#### TASK PROMPT
Check every line below for the word "里可以填" and copy the ones that have it.

#### TASK INPUTS
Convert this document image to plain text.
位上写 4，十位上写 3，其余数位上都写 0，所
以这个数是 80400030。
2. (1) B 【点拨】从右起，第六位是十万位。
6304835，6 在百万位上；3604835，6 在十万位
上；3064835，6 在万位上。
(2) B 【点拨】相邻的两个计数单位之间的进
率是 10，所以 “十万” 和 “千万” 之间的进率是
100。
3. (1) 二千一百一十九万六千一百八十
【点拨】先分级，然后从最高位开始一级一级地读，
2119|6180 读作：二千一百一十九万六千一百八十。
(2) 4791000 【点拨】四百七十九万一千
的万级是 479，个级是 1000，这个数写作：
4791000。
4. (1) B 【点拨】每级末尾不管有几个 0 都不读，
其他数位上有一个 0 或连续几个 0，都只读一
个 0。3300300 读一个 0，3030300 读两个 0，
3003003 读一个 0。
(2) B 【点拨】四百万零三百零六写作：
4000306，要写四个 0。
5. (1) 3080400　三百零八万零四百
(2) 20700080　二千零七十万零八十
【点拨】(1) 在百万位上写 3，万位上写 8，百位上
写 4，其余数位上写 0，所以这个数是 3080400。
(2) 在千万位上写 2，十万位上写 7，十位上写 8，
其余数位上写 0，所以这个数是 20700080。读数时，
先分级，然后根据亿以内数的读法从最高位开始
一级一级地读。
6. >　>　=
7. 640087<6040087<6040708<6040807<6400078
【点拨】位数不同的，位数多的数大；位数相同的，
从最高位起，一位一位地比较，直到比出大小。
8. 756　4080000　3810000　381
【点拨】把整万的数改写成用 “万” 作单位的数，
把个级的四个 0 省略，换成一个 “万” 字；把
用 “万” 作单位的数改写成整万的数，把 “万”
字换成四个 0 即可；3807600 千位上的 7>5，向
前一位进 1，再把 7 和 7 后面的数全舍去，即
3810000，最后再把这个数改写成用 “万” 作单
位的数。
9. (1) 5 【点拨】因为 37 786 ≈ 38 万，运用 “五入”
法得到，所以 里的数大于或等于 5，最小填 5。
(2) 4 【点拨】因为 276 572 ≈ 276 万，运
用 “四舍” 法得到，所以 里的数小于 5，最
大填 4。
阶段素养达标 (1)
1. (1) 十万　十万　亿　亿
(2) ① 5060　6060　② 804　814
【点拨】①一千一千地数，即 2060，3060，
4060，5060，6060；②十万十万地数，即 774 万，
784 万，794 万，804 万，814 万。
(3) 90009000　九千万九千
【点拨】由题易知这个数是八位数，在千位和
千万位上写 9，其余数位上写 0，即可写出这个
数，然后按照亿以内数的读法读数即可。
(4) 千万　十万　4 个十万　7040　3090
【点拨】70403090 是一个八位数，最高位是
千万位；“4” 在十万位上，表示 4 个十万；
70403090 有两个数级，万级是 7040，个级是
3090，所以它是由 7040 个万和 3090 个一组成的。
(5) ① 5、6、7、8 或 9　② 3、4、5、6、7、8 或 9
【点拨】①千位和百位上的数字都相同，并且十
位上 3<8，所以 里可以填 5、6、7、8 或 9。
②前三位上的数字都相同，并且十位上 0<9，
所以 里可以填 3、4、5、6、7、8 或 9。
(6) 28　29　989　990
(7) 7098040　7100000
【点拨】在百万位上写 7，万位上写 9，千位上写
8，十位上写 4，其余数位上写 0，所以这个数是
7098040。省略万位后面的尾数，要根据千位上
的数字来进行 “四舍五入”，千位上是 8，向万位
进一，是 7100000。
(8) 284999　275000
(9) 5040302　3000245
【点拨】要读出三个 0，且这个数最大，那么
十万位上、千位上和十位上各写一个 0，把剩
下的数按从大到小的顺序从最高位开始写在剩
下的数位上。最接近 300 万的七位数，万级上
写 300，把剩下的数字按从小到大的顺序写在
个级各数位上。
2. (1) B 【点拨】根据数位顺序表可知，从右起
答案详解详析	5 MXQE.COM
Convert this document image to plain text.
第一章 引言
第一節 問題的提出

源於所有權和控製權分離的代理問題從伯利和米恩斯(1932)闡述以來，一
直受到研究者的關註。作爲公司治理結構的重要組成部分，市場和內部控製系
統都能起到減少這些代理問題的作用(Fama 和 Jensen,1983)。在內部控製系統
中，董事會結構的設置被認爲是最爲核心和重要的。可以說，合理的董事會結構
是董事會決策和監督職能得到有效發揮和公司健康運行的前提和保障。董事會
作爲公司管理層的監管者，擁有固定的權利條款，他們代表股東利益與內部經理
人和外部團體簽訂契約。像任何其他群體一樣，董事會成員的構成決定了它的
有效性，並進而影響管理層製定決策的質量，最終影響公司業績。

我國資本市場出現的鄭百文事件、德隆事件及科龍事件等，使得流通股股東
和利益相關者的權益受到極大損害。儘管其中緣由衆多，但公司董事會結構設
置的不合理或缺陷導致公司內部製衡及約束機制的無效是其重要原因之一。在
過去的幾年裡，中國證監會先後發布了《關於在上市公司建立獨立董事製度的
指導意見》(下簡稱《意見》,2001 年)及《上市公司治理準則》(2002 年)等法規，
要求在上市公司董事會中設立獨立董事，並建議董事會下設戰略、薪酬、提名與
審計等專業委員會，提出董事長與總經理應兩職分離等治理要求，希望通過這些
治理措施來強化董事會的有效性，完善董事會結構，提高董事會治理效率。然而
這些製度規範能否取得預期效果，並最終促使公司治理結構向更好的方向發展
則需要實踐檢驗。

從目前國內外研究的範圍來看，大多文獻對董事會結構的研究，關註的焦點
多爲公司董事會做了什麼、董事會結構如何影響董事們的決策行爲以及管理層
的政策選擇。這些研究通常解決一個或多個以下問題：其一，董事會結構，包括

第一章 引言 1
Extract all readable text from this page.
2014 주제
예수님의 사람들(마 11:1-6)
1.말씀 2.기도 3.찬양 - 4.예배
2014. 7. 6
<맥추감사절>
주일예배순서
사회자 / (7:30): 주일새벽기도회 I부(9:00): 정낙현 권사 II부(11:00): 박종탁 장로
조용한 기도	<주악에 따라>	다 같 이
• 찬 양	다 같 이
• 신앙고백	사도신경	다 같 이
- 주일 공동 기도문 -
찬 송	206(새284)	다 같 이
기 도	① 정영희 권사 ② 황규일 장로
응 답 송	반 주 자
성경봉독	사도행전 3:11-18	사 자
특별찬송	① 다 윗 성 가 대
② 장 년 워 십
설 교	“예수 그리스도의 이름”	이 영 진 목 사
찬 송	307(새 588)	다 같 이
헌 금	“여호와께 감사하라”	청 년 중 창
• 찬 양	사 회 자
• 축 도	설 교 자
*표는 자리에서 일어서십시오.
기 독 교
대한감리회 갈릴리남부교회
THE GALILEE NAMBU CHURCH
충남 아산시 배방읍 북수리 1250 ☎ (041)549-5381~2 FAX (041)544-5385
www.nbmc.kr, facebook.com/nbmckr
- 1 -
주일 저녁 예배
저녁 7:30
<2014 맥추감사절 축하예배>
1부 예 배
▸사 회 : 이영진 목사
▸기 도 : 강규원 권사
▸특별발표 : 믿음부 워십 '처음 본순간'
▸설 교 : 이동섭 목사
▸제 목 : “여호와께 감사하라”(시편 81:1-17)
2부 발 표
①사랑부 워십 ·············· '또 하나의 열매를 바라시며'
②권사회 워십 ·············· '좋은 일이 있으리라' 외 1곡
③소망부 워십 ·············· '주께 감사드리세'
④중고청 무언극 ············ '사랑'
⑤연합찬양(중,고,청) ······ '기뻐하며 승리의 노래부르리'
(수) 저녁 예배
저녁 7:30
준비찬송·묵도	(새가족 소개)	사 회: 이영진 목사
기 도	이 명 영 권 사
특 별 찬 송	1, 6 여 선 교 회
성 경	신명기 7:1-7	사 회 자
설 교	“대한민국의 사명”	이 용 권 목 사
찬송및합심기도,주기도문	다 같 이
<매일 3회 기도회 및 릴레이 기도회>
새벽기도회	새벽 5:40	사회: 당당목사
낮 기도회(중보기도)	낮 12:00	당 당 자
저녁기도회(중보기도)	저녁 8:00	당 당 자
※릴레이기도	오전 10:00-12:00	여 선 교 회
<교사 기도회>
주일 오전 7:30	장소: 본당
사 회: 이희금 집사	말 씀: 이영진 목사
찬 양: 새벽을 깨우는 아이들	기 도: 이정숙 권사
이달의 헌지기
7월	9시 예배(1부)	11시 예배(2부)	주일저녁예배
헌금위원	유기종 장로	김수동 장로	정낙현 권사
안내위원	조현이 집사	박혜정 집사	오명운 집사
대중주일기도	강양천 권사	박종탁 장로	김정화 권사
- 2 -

#### CORRECT RESULT
位上 3<8，所以 里可以填 5、6、7、8 或 9。
所以 里可以填 3、4、5、6、7、8 或 9。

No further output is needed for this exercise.